National homebuilder sets sights on Richmond market

california home

A D.R. Horton-built home in Glendora, California. (D.R. Horton)

The largest homebuilder in the country is homing in on the Richmond market.

Texas-based D.R. Horton, a $14 billion company publicly traded on the New York Stock Exchange, is extending its reach to Central Virginia, with its sights apparently set squarely on Midlothian.

Eight job postings on the company’s website last month specify “Virginia-Midlothian” as the location for the positions, which range from land acquisition and construction managers to a marketing coordinator and sales positions.

Jessica Hansen, vice president of investor relations and communications, confirmed the company is expanding to the Richmond area, extending its presence from Northern Virginia, where it has an office in McLean. The office is one of 61 that make up the company, which is active in 79 metros in 26 states.

“We are looking forward to expanding into Southern Virginia,” Hansen said in an email, adding that it expects to close on its first Richmond-area land deal in January. She declined further comment until that deal closes.

With $14.1 billion in revenue last fiscal year, D.R. Horton is the largest homebuilder in the U.S. measured by revenue and number of homes closed. It has been ranked the country’s biggest homebuilder by Builder Magazine since 2002.

Founded in 1978, it was listed on the NYSE in 1992 under the ticker symbol “DHI.” The company’s stock was trading at $49.81 per share at market close Wednesday.

With a family of brands that includes Emerald Homes, Express Homes, Freedom Homes and Pacific Ridge Homes, D.R. Horton focuses primarily on single-family homes for entry-level homebuyers and first-time movers.

chicago home interior

The interior of a home the company built in Chicago. (D.R. Horton)

▸ PROBLEM TO SOLVE:
Answer these from the article about the homebuilder's expansion to Richmond:
(a) Where is the company's Northern Virginia office?
(b) In what month does the company expect to close its first Richmond-area land deal?
(c) In what year was the company listed on the NYSE?
Nothing in the records matters here.

▸ DATASET:
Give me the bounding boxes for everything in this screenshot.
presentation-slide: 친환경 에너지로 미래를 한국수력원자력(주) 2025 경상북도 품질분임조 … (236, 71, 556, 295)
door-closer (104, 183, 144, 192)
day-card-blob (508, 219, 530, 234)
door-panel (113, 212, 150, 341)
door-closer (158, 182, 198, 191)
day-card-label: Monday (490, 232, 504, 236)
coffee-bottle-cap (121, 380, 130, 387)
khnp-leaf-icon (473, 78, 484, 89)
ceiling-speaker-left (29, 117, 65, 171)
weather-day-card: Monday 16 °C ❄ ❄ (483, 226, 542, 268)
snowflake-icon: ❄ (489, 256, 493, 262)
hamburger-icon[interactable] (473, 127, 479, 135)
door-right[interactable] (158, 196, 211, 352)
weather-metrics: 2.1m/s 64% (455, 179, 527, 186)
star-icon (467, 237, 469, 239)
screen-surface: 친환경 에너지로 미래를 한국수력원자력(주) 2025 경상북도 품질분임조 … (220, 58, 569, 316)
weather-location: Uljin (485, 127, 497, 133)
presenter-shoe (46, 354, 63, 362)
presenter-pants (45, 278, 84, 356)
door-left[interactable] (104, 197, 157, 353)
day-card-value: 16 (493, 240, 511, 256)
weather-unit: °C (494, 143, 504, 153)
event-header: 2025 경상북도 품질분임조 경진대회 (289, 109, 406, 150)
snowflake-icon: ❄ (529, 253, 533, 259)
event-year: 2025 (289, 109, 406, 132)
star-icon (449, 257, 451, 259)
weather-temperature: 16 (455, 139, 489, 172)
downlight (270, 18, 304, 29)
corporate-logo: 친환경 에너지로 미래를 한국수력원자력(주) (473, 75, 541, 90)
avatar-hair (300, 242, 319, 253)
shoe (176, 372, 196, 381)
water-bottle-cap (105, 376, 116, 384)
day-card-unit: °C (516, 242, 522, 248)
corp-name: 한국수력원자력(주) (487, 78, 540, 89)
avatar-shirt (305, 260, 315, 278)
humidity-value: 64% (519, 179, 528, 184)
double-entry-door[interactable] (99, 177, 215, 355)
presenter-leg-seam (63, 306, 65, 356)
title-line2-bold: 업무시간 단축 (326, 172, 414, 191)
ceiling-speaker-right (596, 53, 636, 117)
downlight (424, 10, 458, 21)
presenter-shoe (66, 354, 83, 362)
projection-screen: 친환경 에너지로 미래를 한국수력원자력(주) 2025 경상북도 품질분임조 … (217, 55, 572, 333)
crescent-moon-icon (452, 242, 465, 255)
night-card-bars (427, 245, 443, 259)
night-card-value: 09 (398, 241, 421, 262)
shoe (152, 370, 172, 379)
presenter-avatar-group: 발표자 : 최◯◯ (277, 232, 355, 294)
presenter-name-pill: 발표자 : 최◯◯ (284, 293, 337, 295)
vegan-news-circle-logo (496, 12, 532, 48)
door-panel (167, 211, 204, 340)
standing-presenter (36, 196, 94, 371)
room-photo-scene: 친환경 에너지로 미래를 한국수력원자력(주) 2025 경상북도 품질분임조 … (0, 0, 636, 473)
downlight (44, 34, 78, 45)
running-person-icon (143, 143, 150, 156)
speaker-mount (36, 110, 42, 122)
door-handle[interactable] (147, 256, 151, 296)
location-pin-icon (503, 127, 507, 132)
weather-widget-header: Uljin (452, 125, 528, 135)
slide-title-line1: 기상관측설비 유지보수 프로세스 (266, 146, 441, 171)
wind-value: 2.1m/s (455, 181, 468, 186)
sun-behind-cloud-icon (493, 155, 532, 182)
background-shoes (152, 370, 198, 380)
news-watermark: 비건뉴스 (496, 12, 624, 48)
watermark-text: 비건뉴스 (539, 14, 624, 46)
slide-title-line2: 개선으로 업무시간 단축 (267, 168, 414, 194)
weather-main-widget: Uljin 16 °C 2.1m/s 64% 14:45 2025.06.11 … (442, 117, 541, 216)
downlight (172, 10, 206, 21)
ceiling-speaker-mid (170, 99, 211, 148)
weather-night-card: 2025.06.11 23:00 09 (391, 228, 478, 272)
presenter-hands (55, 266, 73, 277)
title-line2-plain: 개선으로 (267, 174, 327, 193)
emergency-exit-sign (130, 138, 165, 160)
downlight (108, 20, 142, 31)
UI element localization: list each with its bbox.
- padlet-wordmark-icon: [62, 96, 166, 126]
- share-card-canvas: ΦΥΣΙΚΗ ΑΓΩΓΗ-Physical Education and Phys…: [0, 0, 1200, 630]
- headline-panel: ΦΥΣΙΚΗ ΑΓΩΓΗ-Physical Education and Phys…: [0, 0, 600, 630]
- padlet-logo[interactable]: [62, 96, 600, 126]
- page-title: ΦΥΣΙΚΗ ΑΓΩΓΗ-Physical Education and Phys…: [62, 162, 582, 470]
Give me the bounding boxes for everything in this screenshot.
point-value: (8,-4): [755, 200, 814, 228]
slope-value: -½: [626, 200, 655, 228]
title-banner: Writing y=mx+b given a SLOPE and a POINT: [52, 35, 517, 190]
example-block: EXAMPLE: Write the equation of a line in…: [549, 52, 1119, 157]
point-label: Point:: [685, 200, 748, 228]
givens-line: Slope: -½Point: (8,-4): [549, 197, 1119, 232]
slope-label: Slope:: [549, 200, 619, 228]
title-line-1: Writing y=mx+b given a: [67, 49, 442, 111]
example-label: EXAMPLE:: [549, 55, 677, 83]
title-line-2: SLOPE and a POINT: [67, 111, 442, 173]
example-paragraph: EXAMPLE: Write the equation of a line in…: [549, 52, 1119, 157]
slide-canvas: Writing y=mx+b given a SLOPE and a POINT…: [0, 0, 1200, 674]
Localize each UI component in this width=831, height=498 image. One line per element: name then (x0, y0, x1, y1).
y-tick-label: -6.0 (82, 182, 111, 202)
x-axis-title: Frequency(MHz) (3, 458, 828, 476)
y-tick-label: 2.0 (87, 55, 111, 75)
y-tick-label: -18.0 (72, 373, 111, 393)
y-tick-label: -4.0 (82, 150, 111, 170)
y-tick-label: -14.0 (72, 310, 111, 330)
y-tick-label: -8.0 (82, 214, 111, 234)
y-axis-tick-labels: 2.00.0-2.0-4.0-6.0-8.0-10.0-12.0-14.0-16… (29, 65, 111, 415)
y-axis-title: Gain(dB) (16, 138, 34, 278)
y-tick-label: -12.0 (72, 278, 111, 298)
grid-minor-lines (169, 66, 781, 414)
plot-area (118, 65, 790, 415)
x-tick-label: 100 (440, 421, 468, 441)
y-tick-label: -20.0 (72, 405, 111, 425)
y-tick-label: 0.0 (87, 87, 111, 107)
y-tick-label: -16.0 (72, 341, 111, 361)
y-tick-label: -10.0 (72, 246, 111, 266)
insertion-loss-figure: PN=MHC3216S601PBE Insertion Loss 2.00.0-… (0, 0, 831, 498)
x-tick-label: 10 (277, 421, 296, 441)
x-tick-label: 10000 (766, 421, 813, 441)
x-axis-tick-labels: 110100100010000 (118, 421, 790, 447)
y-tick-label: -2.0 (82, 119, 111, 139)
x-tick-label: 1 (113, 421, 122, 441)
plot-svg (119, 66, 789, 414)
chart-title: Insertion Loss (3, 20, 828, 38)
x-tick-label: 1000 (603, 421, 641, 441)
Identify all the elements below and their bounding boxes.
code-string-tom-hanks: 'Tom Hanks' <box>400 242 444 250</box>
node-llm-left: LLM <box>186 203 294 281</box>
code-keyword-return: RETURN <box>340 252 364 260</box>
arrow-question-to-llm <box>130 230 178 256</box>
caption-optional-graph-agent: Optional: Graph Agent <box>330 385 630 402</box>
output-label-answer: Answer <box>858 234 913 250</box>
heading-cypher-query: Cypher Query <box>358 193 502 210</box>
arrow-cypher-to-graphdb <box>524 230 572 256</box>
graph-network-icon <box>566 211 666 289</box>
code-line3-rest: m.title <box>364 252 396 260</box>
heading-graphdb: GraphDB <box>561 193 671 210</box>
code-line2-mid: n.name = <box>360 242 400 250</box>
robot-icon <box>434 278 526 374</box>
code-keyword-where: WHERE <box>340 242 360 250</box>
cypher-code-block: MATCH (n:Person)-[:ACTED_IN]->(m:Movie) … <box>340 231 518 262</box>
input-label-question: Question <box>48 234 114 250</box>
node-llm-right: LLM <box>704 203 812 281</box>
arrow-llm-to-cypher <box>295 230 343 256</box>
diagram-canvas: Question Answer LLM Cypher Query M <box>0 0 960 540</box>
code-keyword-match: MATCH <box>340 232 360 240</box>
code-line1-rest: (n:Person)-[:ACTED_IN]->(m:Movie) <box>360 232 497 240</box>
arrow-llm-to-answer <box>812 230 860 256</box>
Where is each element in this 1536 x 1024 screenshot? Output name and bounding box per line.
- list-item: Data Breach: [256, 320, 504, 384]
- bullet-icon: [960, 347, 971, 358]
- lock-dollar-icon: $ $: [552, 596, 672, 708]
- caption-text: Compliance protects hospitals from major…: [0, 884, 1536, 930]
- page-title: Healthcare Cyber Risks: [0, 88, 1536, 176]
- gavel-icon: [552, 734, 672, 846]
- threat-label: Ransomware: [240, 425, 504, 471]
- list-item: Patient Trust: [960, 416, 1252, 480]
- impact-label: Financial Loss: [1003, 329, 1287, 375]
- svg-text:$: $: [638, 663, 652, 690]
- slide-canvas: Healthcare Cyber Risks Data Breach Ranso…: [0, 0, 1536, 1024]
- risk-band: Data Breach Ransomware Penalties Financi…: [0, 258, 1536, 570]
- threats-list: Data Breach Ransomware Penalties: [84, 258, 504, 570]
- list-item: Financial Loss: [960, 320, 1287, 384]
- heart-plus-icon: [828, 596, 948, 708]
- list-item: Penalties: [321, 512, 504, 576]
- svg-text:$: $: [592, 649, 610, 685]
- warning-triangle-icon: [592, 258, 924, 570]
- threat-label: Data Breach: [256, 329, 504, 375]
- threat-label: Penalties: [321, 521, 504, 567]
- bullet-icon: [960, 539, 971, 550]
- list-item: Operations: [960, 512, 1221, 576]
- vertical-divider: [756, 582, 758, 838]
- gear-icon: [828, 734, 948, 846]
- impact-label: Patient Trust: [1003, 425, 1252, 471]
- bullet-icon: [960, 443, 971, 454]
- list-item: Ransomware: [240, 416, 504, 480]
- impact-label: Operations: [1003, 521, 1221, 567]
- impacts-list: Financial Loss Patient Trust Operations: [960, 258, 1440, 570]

▸ COMPLETED TASK:
(a) McLean
(b) January
(c) 1992